## Start
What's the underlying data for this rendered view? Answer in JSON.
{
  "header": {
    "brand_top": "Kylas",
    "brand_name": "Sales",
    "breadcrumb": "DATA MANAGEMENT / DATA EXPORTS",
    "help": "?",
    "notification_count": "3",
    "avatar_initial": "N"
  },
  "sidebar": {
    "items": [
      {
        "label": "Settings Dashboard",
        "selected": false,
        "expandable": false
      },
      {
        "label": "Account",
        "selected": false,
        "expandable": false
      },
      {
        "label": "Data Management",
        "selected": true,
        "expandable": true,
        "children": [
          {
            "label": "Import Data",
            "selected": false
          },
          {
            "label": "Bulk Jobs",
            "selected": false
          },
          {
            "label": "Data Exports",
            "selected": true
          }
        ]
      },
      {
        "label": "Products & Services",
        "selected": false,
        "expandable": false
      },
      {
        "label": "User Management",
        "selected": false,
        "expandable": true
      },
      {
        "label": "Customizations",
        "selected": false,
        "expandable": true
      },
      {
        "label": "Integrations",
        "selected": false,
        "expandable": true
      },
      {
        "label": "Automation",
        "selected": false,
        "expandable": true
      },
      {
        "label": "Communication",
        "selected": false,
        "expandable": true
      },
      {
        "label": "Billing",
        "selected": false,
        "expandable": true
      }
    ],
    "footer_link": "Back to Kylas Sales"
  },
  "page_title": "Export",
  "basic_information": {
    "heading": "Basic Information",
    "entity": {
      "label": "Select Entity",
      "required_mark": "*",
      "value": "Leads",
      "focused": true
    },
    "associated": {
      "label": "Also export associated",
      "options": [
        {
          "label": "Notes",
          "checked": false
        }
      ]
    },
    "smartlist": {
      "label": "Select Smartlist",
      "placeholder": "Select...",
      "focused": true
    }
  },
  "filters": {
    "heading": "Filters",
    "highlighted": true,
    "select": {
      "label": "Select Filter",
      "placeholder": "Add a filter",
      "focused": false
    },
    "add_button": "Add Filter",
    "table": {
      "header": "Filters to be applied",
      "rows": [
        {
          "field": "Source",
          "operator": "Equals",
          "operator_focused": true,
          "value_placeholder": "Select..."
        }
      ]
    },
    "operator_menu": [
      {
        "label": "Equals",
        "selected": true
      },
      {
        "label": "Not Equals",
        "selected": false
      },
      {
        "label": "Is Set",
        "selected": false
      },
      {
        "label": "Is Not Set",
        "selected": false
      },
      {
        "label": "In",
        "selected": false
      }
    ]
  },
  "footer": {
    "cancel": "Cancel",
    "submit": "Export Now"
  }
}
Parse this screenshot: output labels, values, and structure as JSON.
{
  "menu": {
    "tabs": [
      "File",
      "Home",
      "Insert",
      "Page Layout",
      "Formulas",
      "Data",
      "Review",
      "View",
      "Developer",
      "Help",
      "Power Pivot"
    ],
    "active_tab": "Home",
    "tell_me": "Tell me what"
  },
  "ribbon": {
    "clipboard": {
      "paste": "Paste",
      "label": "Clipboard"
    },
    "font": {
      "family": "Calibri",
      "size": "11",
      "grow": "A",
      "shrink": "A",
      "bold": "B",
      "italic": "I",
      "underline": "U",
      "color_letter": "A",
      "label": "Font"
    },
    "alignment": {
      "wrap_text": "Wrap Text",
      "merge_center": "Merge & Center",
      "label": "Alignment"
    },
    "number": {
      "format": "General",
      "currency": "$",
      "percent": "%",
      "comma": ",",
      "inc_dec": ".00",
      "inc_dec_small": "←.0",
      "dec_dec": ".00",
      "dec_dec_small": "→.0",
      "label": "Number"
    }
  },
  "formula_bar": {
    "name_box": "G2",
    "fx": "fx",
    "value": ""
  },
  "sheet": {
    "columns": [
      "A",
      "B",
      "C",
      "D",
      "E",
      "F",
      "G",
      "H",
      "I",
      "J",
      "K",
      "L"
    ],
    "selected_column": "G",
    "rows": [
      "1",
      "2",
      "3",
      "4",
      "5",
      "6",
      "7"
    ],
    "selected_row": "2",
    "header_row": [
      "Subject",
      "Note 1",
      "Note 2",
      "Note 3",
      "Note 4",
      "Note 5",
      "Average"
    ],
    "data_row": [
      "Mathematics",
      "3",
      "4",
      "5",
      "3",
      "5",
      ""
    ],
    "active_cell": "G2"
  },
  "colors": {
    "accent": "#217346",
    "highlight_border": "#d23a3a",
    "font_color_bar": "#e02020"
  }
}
## End
Take every line from the one containing "Parse this screenshot: output" to the end of the listing and output it exactly, with nothing else.

Correct result:
Parse this screenshot: output labels, values, and structure as JSON.
{
  "menu": {
    "tabs": [
      "File",
      "Home",
      "Insert",
      "Page Layout",
      "Formulas",
      "Data",
      "Review",
      "View",
      "Developer",
      "Help",
      "Power Pivot"
    ],
    "active_tab": "Home",
    "tell_me": "Tell me what"
  },
  "ribbon": {
    "clipboard": {
      "paste": "Paste",
      "label": "Clipboard"
    },
    "font": {
      "family": "Calibri",
      "size": "11",
      "grow": "A",
      "shrink": "A",
      "bold": "B",
      "italic": "I",
      "underline": "U",
      "color_letter": "A",
      "label": "Font"
    },
    "alignment": {
      "wrap_text": "Wrap Text",
      "merge_center": "Merge & Center",
      "label": "Alignment"
    },
    "number": {
      "format": "General",
      "currency": "$",
      "percent": "%",
      "comma": ",",
      "inc_dec": ".00",
      "inc_dec_small": "←.0",
      "dec_dec": ".00",
      "dec_dec_small": "→.0",
      "label": "Number"
    }
  },
  "formula_bar": {
    "name_box": "G2",
    "fx": "fx",
    "value": ""
  },
  "sheet": {
    "columns": [
      "A",
      "B",
      "C",
      "D",
      "E",
      "F",
      "G",
      "H",
      "I",
      "J",
      "K",
      "L"
    ],
    "selected_column": "G",
    "rows": [
      "1",
      "2",
      "3",
      "4",
      "5",
      "6",
      "7"
    ],
    "selected_row": "2",
    "header_row": [
      "Subject",
      "Note 1",
      "Note 2",
      "Note 3",
      "Note 4",
      "Note 5",
      "Average"
    ],
    "data_row": [
      "Mathematics",
      "3",
      "4",
      "5",
      "3",
      "5",
      ""
    ],
    "active_cell": "G2"
  },
  "colors": {
    "accent": "#217346",
    "highlight_border": "#d23a3a",
    "font_color_bar": "#e02020"
  }
}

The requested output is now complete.